'''

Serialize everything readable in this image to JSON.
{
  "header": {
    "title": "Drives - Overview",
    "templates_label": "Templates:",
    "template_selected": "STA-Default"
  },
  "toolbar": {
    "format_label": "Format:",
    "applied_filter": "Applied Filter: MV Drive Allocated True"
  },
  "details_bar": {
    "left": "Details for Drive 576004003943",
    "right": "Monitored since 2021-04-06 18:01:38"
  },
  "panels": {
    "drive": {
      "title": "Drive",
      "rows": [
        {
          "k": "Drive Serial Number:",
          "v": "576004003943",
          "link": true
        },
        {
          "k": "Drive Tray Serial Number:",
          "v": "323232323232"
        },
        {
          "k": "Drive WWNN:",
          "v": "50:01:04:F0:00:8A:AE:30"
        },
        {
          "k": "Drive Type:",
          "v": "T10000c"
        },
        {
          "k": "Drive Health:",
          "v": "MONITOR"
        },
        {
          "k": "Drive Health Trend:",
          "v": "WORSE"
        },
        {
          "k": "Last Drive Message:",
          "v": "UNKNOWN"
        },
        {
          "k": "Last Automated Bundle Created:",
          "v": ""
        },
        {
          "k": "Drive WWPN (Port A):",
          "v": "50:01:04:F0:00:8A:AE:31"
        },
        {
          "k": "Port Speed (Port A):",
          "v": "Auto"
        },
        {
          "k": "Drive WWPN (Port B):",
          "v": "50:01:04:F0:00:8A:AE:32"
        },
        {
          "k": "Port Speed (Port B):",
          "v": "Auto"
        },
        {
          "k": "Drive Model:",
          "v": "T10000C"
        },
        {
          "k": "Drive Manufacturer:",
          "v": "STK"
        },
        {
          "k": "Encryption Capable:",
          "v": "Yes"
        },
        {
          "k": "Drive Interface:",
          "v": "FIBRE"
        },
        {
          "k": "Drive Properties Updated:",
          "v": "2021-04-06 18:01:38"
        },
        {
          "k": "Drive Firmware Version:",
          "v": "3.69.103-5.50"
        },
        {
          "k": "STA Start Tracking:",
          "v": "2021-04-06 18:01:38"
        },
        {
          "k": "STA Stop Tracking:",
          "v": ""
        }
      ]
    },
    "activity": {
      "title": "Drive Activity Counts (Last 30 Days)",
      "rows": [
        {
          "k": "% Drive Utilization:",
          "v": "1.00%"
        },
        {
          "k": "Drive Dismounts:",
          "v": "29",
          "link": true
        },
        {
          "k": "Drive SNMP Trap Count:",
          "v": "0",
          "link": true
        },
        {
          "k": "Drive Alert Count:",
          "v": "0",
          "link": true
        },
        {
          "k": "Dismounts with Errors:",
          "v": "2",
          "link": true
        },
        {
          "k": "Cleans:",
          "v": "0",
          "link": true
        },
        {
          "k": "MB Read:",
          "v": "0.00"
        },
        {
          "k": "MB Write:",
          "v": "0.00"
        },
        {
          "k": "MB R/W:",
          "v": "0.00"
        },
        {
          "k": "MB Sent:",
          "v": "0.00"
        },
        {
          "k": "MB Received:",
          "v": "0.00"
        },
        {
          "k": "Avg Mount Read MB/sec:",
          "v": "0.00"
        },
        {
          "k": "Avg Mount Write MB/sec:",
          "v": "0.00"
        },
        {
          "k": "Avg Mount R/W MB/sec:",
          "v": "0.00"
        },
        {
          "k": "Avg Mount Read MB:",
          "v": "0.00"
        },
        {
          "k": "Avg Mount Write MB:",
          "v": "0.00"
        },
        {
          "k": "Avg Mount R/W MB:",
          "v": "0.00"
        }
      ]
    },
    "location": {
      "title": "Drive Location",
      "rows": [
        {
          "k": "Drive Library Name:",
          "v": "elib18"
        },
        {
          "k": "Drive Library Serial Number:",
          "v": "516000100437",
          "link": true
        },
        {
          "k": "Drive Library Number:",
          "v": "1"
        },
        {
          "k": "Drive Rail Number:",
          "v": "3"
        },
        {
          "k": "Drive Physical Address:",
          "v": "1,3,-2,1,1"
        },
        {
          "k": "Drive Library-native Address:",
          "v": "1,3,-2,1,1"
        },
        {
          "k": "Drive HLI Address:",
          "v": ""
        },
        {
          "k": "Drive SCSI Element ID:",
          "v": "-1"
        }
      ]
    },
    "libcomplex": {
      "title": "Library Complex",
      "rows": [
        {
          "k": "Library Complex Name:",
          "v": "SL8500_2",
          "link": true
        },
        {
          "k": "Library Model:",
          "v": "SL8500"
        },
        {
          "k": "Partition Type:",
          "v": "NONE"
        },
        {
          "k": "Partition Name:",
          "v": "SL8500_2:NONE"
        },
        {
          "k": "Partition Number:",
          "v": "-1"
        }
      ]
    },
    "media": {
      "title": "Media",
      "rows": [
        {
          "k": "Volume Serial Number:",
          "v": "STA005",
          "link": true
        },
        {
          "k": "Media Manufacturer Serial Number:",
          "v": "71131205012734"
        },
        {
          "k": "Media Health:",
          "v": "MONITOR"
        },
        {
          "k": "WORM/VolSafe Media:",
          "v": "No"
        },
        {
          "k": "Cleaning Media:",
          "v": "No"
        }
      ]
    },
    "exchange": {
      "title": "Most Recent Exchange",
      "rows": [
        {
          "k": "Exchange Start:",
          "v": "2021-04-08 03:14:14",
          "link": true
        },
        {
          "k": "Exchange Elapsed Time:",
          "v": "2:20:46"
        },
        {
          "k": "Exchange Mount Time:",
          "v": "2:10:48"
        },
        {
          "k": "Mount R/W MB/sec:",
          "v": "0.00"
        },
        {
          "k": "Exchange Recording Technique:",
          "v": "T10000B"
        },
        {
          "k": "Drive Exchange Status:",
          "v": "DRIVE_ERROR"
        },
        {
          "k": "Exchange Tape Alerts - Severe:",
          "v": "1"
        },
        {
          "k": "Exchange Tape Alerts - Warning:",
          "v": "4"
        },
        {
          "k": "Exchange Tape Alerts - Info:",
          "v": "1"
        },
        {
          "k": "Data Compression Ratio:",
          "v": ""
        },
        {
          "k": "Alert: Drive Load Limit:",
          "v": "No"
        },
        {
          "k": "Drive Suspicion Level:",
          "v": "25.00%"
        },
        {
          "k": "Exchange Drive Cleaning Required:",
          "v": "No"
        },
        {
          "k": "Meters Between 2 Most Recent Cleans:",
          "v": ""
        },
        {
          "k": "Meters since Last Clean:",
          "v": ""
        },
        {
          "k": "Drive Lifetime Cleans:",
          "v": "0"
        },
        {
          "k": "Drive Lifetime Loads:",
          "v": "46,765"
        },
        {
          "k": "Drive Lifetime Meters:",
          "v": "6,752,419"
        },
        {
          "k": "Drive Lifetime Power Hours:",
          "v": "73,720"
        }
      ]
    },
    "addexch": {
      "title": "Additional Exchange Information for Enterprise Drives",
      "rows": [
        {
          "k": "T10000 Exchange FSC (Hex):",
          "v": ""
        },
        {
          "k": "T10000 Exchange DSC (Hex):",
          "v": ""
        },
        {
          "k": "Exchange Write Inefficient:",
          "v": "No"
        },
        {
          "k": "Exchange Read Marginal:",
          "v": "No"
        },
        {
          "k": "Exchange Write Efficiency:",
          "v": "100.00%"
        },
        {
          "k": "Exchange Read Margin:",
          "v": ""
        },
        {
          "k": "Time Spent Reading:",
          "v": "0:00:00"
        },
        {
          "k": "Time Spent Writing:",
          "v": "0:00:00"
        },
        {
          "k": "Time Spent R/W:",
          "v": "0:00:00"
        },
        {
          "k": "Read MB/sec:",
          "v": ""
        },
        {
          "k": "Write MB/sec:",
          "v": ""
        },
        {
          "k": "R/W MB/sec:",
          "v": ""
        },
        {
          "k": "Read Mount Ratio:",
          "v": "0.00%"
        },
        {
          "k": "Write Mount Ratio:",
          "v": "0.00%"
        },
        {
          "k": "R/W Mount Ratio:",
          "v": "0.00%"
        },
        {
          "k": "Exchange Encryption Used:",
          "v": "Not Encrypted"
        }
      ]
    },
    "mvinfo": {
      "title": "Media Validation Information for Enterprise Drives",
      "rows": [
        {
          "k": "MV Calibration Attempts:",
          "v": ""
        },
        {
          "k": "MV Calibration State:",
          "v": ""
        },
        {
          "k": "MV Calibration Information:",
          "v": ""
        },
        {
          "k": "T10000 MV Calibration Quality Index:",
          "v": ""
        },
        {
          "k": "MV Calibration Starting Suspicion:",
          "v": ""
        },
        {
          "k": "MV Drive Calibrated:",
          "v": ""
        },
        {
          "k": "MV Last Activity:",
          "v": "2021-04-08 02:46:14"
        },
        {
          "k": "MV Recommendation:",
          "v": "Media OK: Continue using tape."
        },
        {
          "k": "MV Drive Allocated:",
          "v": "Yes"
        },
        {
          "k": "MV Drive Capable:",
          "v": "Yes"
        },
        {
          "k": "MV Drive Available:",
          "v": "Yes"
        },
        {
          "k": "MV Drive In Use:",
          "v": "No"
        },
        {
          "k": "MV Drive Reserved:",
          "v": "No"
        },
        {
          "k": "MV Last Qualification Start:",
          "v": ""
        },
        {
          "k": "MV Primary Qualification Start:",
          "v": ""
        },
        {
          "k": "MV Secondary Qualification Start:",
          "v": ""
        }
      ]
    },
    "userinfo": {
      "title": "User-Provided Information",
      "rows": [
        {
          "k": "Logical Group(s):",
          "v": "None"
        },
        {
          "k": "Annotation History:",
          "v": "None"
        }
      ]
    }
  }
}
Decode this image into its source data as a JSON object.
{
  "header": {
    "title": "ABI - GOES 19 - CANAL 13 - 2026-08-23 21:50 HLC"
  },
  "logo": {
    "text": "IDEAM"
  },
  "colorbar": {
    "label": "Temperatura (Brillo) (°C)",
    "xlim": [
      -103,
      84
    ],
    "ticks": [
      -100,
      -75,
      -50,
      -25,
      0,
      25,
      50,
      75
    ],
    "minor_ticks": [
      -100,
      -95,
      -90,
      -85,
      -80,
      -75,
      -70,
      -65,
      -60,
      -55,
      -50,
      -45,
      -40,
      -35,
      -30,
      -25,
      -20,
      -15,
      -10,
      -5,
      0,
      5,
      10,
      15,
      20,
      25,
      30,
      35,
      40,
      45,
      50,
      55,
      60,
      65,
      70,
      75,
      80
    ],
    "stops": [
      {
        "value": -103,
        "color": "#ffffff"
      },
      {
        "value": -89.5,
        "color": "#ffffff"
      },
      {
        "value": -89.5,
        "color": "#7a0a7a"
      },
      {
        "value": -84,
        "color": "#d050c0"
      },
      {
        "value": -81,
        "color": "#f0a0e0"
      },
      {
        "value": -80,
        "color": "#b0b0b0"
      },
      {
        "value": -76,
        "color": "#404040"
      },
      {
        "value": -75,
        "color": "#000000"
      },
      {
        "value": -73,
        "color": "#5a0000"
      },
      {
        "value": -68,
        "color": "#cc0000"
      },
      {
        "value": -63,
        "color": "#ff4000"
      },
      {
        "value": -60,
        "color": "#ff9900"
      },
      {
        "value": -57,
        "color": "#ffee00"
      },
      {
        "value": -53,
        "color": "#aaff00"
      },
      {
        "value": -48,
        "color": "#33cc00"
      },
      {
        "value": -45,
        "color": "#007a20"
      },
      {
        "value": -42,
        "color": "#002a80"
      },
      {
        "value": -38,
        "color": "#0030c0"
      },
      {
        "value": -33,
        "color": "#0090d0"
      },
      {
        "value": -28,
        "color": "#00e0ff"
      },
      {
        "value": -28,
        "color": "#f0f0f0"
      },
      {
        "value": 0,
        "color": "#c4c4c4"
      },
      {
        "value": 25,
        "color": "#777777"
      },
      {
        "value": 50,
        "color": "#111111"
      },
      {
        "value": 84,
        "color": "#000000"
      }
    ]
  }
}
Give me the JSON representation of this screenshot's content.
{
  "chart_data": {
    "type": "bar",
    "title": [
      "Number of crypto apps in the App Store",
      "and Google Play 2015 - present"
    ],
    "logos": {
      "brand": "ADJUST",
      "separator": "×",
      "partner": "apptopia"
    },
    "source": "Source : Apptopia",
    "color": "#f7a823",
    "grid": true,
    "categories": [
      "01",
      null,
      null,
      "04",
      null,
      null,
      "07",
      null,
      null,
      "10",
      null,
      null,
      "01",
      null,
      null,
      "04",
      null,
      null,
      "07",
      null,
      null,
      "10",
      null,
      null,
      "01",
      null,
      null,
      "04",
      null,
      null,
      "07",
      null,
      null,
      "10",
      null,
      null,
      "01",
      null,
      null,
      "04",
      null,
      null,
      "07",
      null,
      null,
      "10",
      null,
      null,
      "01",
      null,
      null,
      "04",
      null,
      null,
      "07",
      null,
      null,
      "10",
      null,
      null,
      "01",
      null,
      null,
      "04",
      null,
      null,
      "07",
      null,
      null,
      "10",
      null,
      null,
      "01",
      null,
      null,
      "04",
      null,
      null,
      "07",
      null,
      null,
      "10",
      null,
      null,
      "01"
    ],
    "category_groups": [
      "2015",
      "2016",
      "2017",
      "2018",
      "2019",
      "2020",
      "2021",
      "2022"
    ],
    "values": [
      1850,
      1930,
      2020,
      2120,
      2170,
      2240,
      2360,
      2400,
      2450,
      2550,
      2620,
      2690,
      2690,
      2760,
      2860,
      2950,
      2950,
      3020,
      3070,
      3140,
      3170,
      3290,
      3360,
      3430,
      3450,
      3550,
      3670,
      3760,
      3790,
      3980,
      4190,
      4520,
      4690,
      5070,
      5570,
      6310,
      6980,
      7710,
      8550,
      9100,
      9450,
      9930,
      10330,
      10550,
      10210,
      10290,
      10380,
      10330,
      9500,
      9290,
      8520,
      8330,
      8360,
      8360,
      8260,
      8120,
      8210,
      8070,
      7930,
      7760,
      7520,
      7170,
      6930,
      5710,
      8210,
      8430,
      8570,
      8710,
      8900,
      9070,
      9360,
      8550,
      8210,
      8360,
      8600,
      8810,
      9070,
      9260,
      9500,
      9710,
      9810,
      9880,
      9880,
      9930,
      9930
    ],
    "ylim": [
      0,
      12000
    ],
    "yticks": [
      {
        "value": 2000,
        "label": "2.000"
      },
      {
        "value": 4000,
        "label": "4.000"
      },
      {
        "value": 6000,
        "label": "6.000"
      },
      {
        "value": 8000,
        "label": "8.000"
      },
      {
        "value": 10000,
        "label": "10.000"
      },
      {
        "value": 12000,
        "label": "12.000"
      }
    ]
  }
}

'''

State the number of lines holding the word "Information" in the listing. Add nothing else.

◆ **Response below**: 4